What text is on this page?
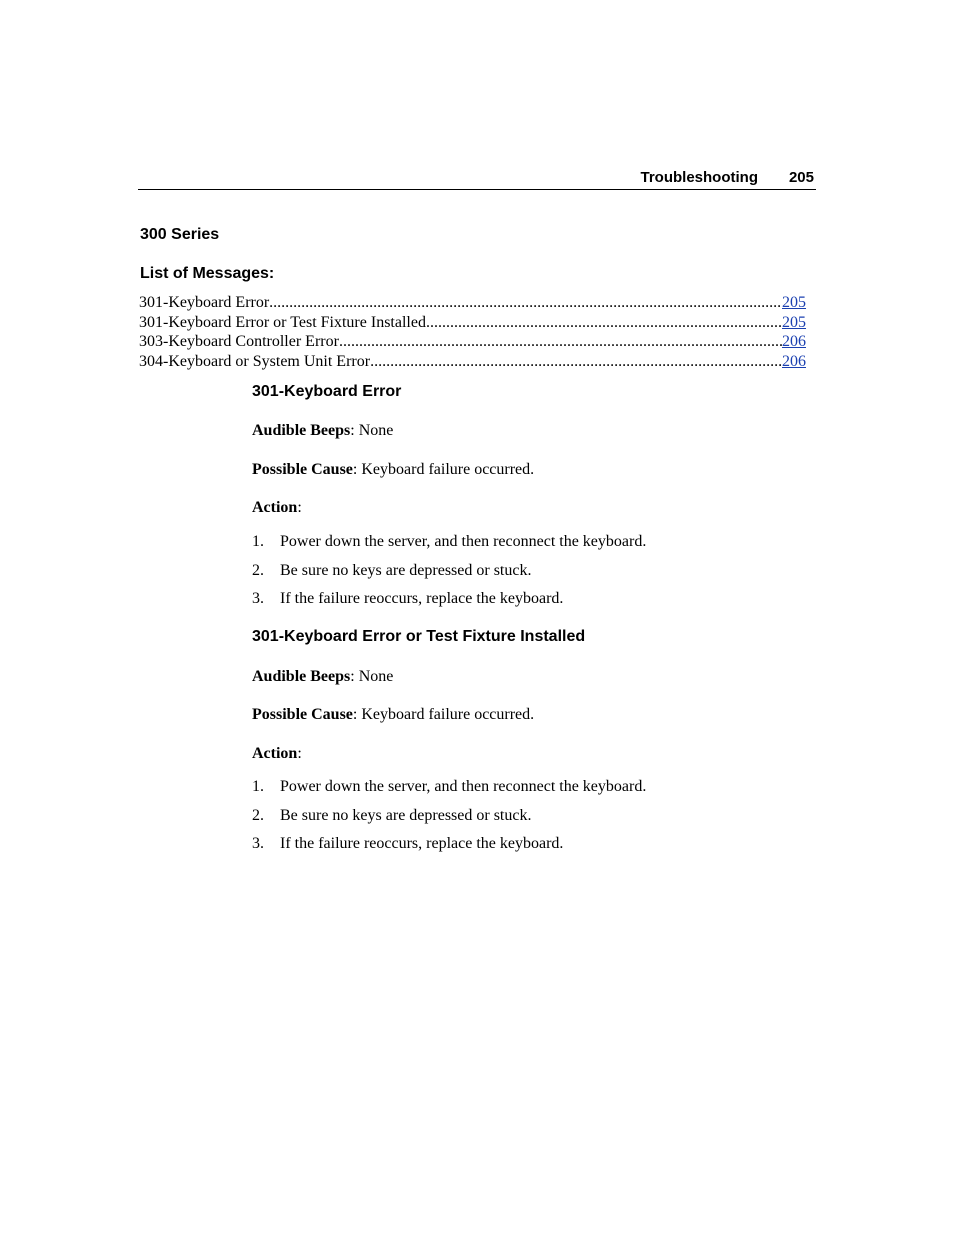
Troubleshooting 205
300 Series
List of Messages:
301-Keyboard Error .....	205
301-Keyboard Error or Test Fixture Installed .....	205
303-Keyboard Controller Error .....	206
304-Keyboard or System Unit Error .....	206
301-Keyboard Error

Audible Beeps: None

Possible Cause: Keyboard failure occurred.

Action:

1. Power down the server, and then reconnect the keyboard.
2. Be sure no keys are depressed or stuck.
3. If the failure reoccurs, replace the keyboard.
301-Keyboard Error or Test Fixture Installed

Audible Beeps: None

Possible Cause: Keyboard failure occurred.

Action:

1. Power down the server, and then reconnect the keyboard.
2. Be sure no keys are depressed or stuck.
3. If the failure reoccurs, replace the keyboard.
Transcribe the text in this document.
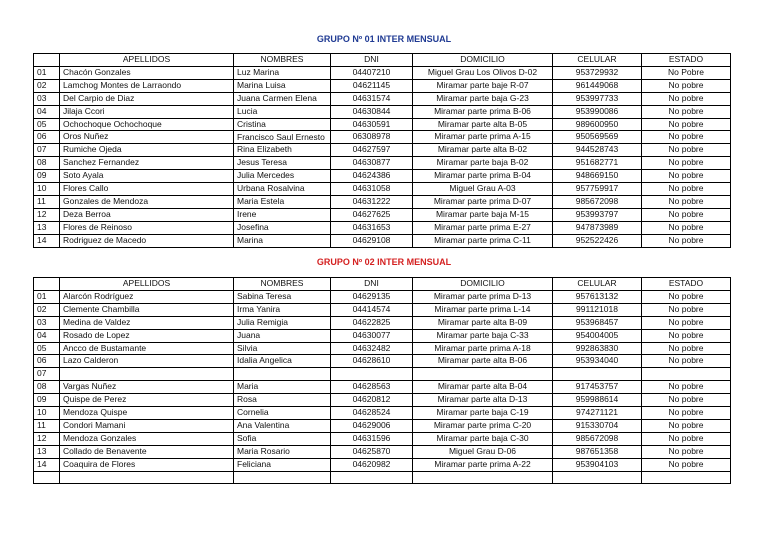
GRUPO Nº 01 INTER MENSUAL
	APELLIDOS	NOMBRES	DNI	DOMICILIO	CELULAR	ESTADO
01	Chacón Gonzales	Luz Marina	04407210	Miguel Grau Los Olivos D-02	953729932	No Pobre
02	Lamchog Montes de Larraondo	Marina Luisa	04621145	Miramar parte baje R-07	961449068	No pobre
03	Del Carpio de Diaz	Juana Carmen Elena	04631574	Miramar parte baja G-23	953997733	No pobre
04	Jilaja Ccori	Lucia	04630844	Miramar parte prima B-06	953990086	No pobre
05	Ochochoque Ochochoque	Cristina	04630591	Miramar parte alta B-05	989600950	No pobre
06	Oros Nuñez	Francisco Saul Ernesto	06308978	Miramar parte prima A-15	950569569	No pobre
07	Rumiche Ojeda	Rina Elizabeth	04627597	Miramar parte alta B-02	944528743	No pobre
08	Sanchez Fernandez	Jesus Teresa	04630877	Miramar parte baja B-02	951682771	No pobre
09	Soto Ayala	Julia Mercedes	04624386	Miramar parte prima B-04	948669150	No pobre
10	Flores Callo	Urbana Rosalvina	04631058	Miguel Grau A-03	957759917	No pobre
11	Gonzales de Mendoza	Maria Estela	04631222	Miramar parte prima D-07	985672098	No pobre
12	Deza Berroa	Irene	04627625	Miramar parte baja M-15	953993797	No pobre
13	Flores de Reinoso	Josefina	04631653	Miramar parte prima E-27	947873989	No pobre
14	Rodriguez de Macedo	Marina	04629108	Miramar parte prima C-11	952522426	No pobre
GRUPO Nº 02 INTER MENSUAL
	APELLIDOS	NOMBRES	DNI	DOMICILIO	CELULAR	ESTADO
01	Alarcón Rodríguez	Sabina Teresa	04629135	Miramar parte prima D-13	957613132	No pobre
02	Clemente Chambilla	Irma Yanira	04414574	Miramar parte prima L-14	991121018	No pobre
03	Medina de Valdez	Julia Remigia	04622825	Miramar parte alta B-09	953968457	No pobre
04	Rosado de Lopez	Juana	04630077	Miramar parte baja C-33	954004005	No pobre
05	Ancco de Bustamante	Silvia	04632482	Miramar parte prima A-18	992863830	No pobre
06	Lazo Calderon	Idalia Angelica	04628610	Miramar parte alta B-06	953934040	No pobre
07						
08	Vargas Nuñez	Maria	04628563	Miramar parte alta B-04	917453757	No pobre
09	Quispe de Perez	Rosa	04620812	Miramar parte alta D-13	959988614	No pobre
10	Mendoza Quispe	Cornelia	04628524	Miramar parte baja C-19	974271121	No pobre
11	Condori Mamani	Ana Valentina	04629006	Miramar parte prima C-20	915330704	No pobre
12	Mendoza Gonzales	Sofia	04631596	Miramar parte baja C-30	985672098	No pobre
13	Collado de Benavente	Maria Rosario	04625870	Miguel Grau D-06	987651358	No pobre
14	Coaquira de Flores	Feliciana	04620982	Miramar parte prima A-22	953904103	No pobre
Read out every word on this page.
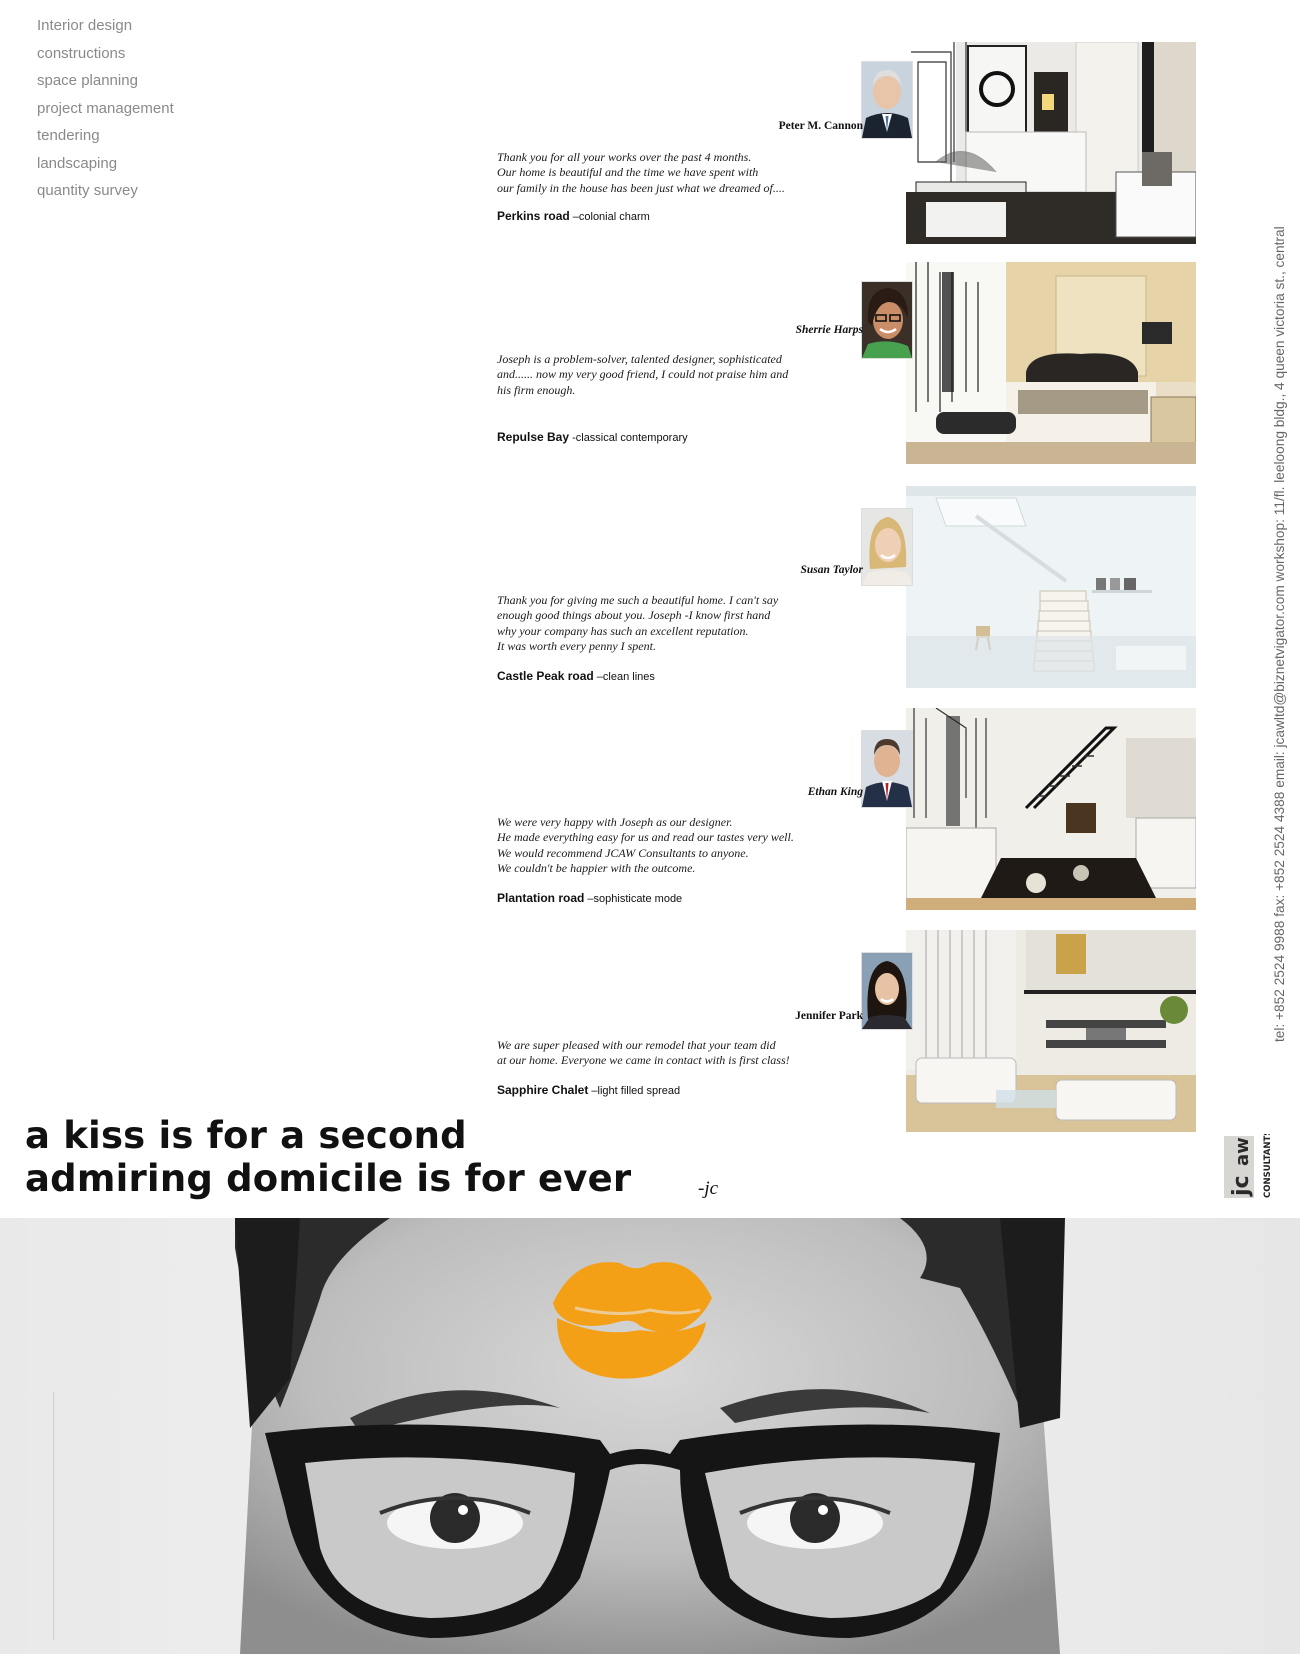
Interior design
constructions
space planning
project management
tendering
landscaping
quantity survey
Peter M. Cannon

Thank you for all your works over the past 4 months.
Our home is beautiful and the time we have spent with
our family in the house has been just what we dreamed of....

Perkins road –colonial charm
Sherrie Harps

Joseph is a problem-solver, talented designer, sophisticated
and...... now my very good friend, I could not praise him and
his firm enough.

Repulse Bay -classical contemporary
Susan Taylor

Thank you for giving me such a beautiful home. I can't say
enough good things about you. Joseph -I know first hand
why your company has such an excellent reputation.
It was worth every penny I spent.

Castle Peak road –clean lines
Ethan King

We were very happy with Joseph as our designer.
He made everything easy for us and read our tastes very well.
We would recommend JCAW Consultants to anyone.
We couldn't be happier with the outcome.

Plantation road –sophisticate mode
Jennifer Park

We are super pleased with our remodel that your team did
at our home. Everyone we came in contact with is first class!

Sapphire Chalet –light filled spread
a kiss is for a second
admiring domicile is for ever	-jc
tel: +852 2524 9988 fax: +852 2524 4388 email: jcawltd@biznetvigator.com workshop: 11/fl. leeloong bldg., 4 queen victoria st., central
jc
aw CONSULTANTS
_______________________________________________
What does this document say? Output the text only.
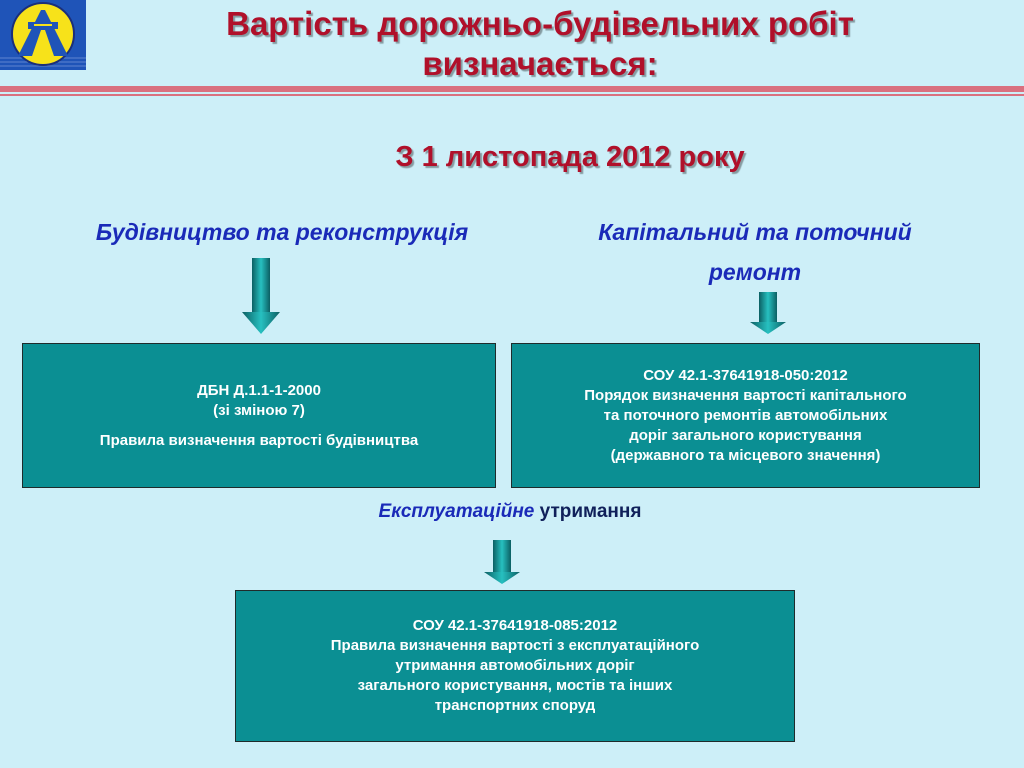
Вартість дорожньо-будівельних робіт
визначається:
З 1 листопада 2012 року
Будівництво та реконструкція

ДБН Д.1.1-1-2000

(зі зміною 7)

Правила визначення вартості будівництва

Капітальний та поточний
ремонт

СОУ 42.1-37641918-050:2012

Порядок визначення вартості капітального

та поточного ремонтів автомобільних

доріг загального користування

(державного та місцевого значення)

Експлуатаційне утримання

СОУ 42.1-37641918-085:2012

Правила визначення вартості з експлуатаційного

утримання автомобільних доріг

загального користування, мостів та інших

транспортних споруд
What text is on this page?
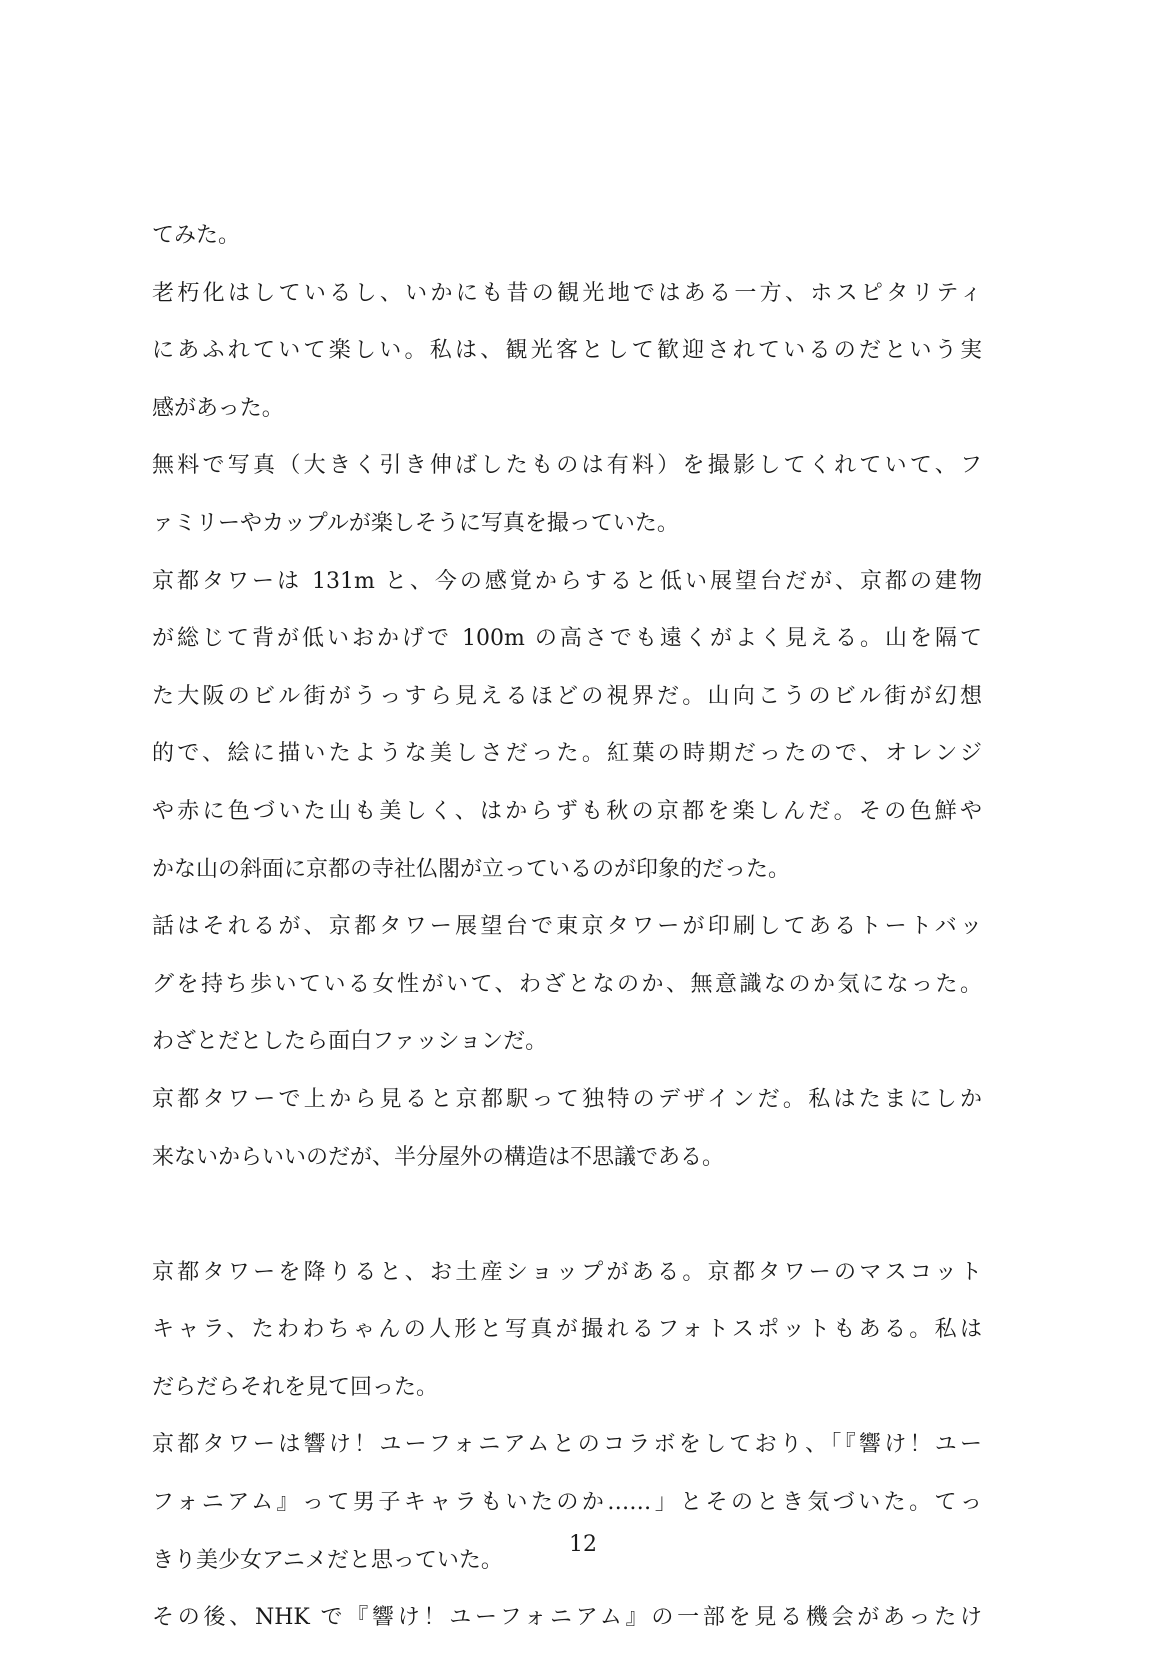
てみた。
老朽化はしているし、いかにも昔の観光地ではある一方、ホスピタリティ
にあふれていて楽しい。私は、観光客として歓迎されているのだという実
感があった。
無料で写真（大きく引き伸ばしたものは有料）を撮影してくれていて、フ
ァミリーやカップルが楽しそうに写真を撮っていた。
京都タワーは 131m と、今の感覚からすると低い展望台だが、京都の建物
が総じて背が低いおかげで 100m の高さでも遠くがよく見える。山を隔て
た大阪のビル街がうっすら見えるほどの視界だ。山向こうのビル街が幻想
的で、絵に描いたような美しさだった。紅葉の時期だったので、オレンジ
や赤に色づいた山も美しく、はからずも秋の京都を楽しんだ。その色鮮や
かな山の斜面に京都の寺社仏閣が立っているのが印象的だった。
話はそれるが、京都タワー展望台で東京タワーが印刷してあるトートバッ
グを持ち歩いている女性がいて、わざとなのか、無意識なのか気になった。
わざとだとしたら面白ファッションだ。
京都タワーで上から見ると京都駅って独特のデザインだ。私はたまにしか
来ないからいいのだが、半分屋外の構造は不思議である。
京都タワーを降りると、お土産ショップがある。京都タワーのマスコット
キャラ、たわわちゃんの人形と写真が撮れるフォトスポットもある。私は
だらだらそれを見て回った。
京都タワーは響け！ユーフォニアムとのコラボをしており、「『響け！ユー
フォニアム』って男子キャラもいたのか……」とそのとき気づいた。てっ
きり美少女アニメだと思っていた。
その後、NHK で『響け！ユーフォニアム』の一部を見る機会があったけ
12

_Problem requirements_:
Say how many lines of the data hold the string "Error". Reply with the number alone.

_Output for this exercise_:
6